Quote, verbatim, all material below, without pictures.

-------- Provided material --------

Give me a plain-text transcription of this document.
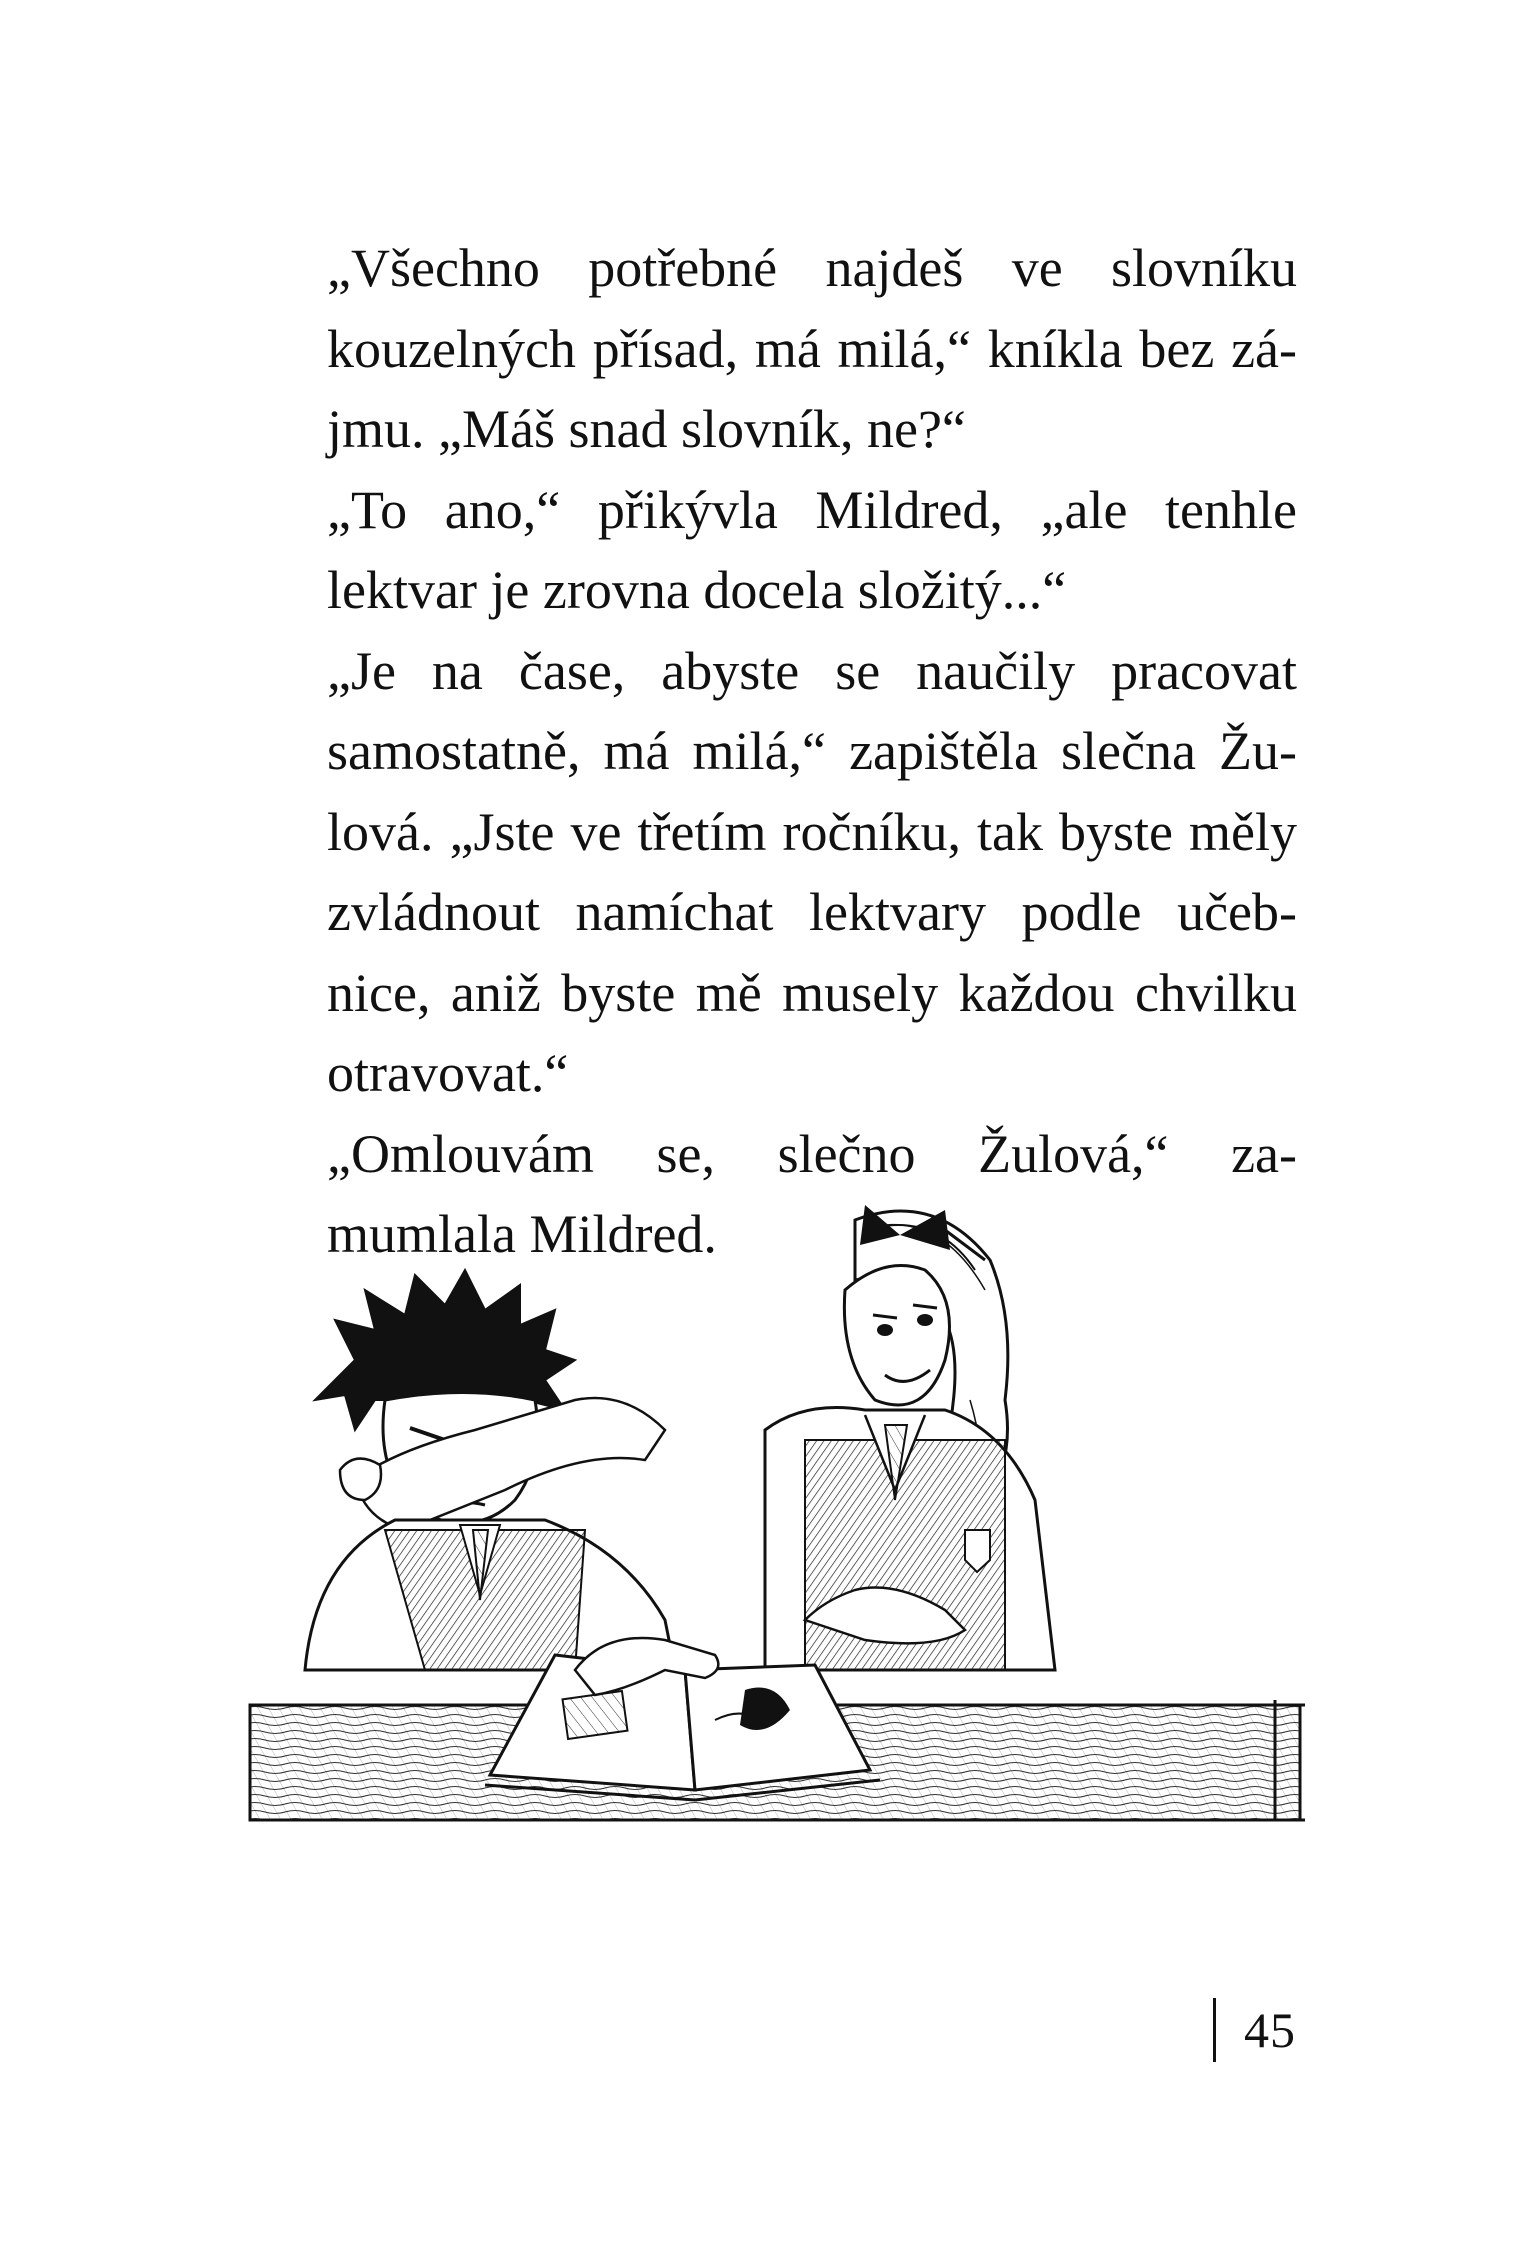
„Všechno potřebné najdeš ve slovníku
kouzelných přísad, má milá,“ kníkla bez zá-
jmu. „Máš snad slovník, ne?“

„To ano,“ přikývla Mildred, „ale tenhle
lektvar je zrovna docela složitý...“

„Je na čase, abyste se naučily pracovat
samostatně, má milá,“ zapištěla slečna Žu-
lová. „Jste ve třetím ročníku, tak byste měly
zvládnout namíchat lektvary podle učeb-
nice, aniž byste mě musely každou chvilku
otravovat.“

„Omlouvám se, slečno Žulová,“ za-
mumlala Mildred.

45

--------

> Written answer:
Give me a plain-text transcription of this document.
„Všechno potřebné najdeš ve slovníku
kouzelných přísad, má milá,“ kníkla bez zá-
jmu. „Máš snad slovník, ne?“

„To ano,“ přikývla Mildred, „ale tenhle
lektvar je zrovna docela složitý...“

„Je na čase, abyste se naučily pracovat
samostatně, má milá,“ zapištěla slečna Žu-
lová. „Jste ve třetím ročníku, tak byste měly
zvládnout namíchat lektvary podle učeb-
nice, aniž byste mě musely každou chvilku
otravovat.“

„Omlouvám se, slečno Žulová,“ za-
mumlala Mildred.

45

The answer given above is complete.